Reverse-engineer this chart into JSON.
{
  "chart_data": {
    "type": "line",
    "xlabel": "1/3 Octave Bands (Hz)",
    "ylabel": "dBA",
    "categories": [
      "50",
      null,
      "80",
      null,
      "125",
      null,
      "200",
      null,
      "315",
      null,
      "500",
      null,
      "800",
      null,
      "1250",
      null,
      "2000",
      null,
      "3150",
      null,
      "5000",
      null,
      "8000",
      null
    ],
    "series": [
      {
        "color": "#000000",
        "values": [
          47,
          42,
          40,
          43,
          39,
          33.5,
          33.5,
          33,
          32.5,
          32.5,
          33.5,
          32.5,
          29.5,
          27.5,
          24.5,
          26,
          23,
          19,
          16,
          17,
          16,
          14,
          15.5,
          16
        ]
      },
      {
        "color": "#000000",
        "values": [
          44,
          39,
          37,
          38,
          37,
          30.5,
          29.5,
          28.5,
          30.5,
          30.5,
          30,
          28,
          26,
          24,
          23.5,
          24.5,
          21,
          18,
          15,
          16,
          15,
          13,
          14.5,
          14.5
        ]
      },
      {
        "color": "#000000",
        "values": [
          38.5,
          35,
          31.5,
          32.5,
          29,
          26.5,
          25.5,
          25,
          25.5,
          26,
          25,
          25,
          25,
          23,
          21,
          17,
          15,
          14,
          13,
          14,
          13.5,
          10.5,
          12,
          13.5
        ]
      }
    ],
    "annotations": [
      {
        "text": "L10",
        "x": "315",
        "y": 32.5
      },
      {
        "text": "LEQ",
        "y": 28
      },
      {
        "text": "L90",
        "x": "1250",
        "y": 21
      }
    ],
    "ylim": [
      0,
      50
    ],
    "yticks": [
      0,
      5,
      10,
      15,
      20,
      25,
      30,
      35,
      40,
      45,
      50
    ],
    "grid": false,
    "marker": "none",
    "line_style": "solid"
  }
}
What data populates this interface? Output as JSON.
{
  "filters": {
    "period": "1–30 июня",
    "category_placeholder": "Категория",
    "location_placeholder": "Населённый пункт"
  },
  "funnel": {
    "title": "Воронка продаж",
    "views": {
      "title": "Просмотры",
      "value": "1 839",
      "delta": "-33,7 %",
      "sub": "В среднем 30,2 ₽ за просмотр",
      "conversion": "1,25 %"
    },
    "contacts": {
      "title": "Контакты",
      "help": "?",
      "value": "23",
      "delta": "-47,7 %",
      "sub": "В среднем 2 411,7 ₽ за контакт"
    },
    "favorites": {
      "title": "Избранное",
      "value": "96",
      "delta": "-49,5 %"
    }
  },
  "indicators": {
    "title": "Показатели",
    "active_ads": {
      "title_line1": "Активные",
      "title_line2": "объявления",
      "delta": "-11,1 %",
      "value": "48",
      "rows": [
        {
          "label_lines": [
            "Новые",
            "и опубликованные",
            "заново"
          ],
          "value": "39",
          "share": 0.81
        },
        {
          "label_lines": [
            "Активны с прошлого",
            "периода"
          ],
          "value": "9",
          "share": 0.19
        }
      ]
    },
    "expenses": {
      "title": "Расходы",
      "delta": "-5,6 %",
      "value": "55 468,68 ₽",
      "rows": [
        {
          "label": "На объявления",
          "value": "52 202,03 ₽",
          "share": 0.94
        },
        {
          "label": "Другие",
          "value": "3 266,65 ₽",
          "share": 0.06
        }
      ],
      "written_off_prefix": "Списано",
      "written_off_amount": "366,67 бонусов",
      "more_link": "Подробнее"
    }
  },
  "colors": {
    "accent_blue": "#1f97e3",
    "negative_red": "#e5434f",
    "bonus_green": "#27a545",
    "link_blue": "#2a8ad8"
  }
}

========================================================================

EXERCISE AIM: All of the material above needs to be copied exactly.

OUTPUT OF THE TASK:
Reverse-engineer this chart into JSON.
{
  "chart_data": {
    "type": "line",
    "xlabel": "1/3 Octave Bands (Hz)",
    "ylabel": "dBA",
    "categories": [
      "50",
      null,
      "80",
      null,
      "125",
      null,
      "200",
      null,
      "315",
      null,
      "500",
      null,
      "800",
      null,
      "1250",
      null,
      "2000",
      null,
      "3150",
      null,
      "5000",
      null,
      "8000",
      null
    ],
    "series": [
      {
        "color": "#000000",
        "values": [
          47,
          42,
          40,
          43,
          39,
          33.5,
          33.5,
          33,
          32.5,
          32.5,
          33.5,
          32.5,
          29.5,
          27.5,
          24.5,
          26,
          23,
          19,
          16,
          17,
          16,
          14,
          15.5,
          16
        ]
      },
      {
        "color": "#000000",
        "values": [
          44,
          39,
          37,
          38,
          37,
          30.5,
          29.5,
          28.5,
          30.5,
          30.5,
          30,
          28,
          26,
          24,
          23.5,
          24.5,
          21,
          18,
          15,
          16,
          15,
          13,
          14.5,
          14.5
        ]
      },
      {
        "color": "#000000",
        "values": [
          38.5,
          35,
          31.5,
          32.5,
          29,
          26.5,
          25.5,
          25,
          25.5,
          26,
          25,
          25,
          25,
          23,
          21,
          17,
          15,
          14,
          13,
          14,
          13.5,
          10.5,
          12,
          13.5
        ]
      }
    ],
    "annotations": [
      {
        "text": "L10",
        "x": "315",
        "y": 32.5
      },
      {
        "text": "LEQ",
        "y": 28
      },
      {
        "text": "L90",
        "x": "1250",
        "y": 21
      }
    ],
    "ylim": [
      0,
      50
    ],
    "yticks": [
      0,
      5,
      10,
      15,
      20,
      25,
      30,
      35,
      40,
      45,
      50
    ],
    "grid": false,
    "marker": "none",
    "line_style": "solid"
  }
}
What data populates this interface? Output as JSON.
{
  "filters": {
    "period": "1–30 июня",
    "category_placeholder": "Категория",
    "location_placeholder": "Населённый пункт"
  },
  "funnel": {
    "title": "Воронка продаж",
    "views": {
      "title": "Просмотры",
      "value": "1 839",
      "delta": "-33,7 %",
      "sub": "В среднем 30,2 ₽ за просмотр",
      "conversion": "1,25 %"
    },
    "contacts": {
      "title": "Контакты",
      "help": "?",
      "value": "23",
      "delta": "-47,7 %",
      "sub": "В среднем 2 411,7 ₽ за контакт"
    },
    "favorites": {
      "title": "Избранное",
      "value": "96",
      "delta": "-49,5 %"
    }
  },
  "indicators": {
    "title": "Показатели",
    "active_ads": {
      "title_line1": "Активные",
      "title_line2": "объявления",
      "delta": "-11,1 %",
      "value": "48",
      "rows": [
        {
          "label_lines": [
            "Новые",
            "и опубликованные",
            "заново"
          ],
          "value": "39",
          "share": 0.81
        },
        {
          "label_lines": [
            "Активны с прошлого",
            "периода"
          ],
          "value": "9",
          "share": 0.19
        }
      ]
    },
    "expenses": {
      "title": "Расходы",
      "delta": "-5,6 %",
      "value": "55 468,68 ₽",
      "rows": [
        {
          "label": "На объявления",
          "value": "52 202,03 ₽",
          "share": 0.94
        },
        {
          "label": "Другие",
          "value": "3 266,65 ₽",
          "share": 0.06
        }
      ],
      "written_off_prefix": "Списано",
      "written_off_amount": "366,67 бонусов",
      "more_link": "Подробнее"
    }
  },
  "colors": {
    "accent_blue": "#1f97e3",
    "negative_red": "#e5434f",
    "bonus_green": "#27a545",
    "link_blue": "#2a8ad8"
  }
}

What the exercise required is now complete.